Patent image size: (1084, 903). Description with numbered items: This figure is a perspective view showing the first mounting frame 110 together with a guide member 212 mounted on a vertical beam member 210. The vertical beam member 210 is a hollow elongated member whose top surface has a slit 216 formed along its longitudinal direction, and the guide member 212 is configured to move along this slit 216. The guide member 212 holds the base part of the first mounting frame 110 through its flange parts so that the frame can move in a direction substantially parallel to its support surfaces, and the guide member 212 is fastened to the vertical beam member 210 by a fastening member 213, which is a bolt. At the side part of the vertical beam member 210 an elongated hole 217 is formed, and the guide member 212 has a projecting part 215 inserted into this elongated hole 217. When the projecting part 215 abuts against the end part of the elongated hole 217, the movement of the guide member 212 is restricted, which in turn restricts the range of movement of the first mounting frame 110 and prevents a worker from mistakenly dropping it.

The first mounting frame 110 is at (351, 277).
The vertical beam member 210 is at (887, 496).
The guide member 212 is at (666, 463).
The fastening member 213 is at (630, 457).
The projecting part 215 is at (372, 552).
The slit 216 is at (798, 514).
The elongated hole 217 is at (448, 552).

SET PROBLEM —
Please format the listing above as a two-column CSV with the headers input and output, giving each text in the listing its own row with its answer beside it. Put every value in a single quoted field, with line breaks replaced by spaces.

SOLUTION TO THIS TASK —
input,output
"Patent image size: (1084, 903). Description with numbered items: This figure is a perspective view showing the first mounting frame 110 together with a guide member 212 mounted on a vertical beam member 210. The vertical beam member 210 is a hollow elongated member whose top surface has a slit 216 formed along its longitudinal direction, and the guide member 212 is configured to move along this slit 216. The guide member 212 holds the base part of the first mounting frame 110 through its flange parts so that the frame can move in a direction substantially parallel to its support surfaces, and the guide member 212 is fastened to the vertical beam member 210 by a fastening member 213, which is a bolt. At the side part of the vertical beam member 210 an elongated hole 217 is formed, and the guide member 212 has a projecting part 215 inserted into this elongated hole 217. When the projecting part 215 abuts against the end part of the elongated hole 217, the movement of the guide member 212 is restricted, which in turn restricts the range of movement of the first mounting frame 110 and prevents a worker from mistakenly dropping it.","The first mounting frame 110 is at (351, 277). The vertical beam member 210 is at (887, 496). The guide member 212 is at (666, 463). The fastening member 213 is at (630, 457). The projecting part 215 is at (372, 552). The slit 216 is at (798, 514). The elongated hole 217 is at (448, 552)."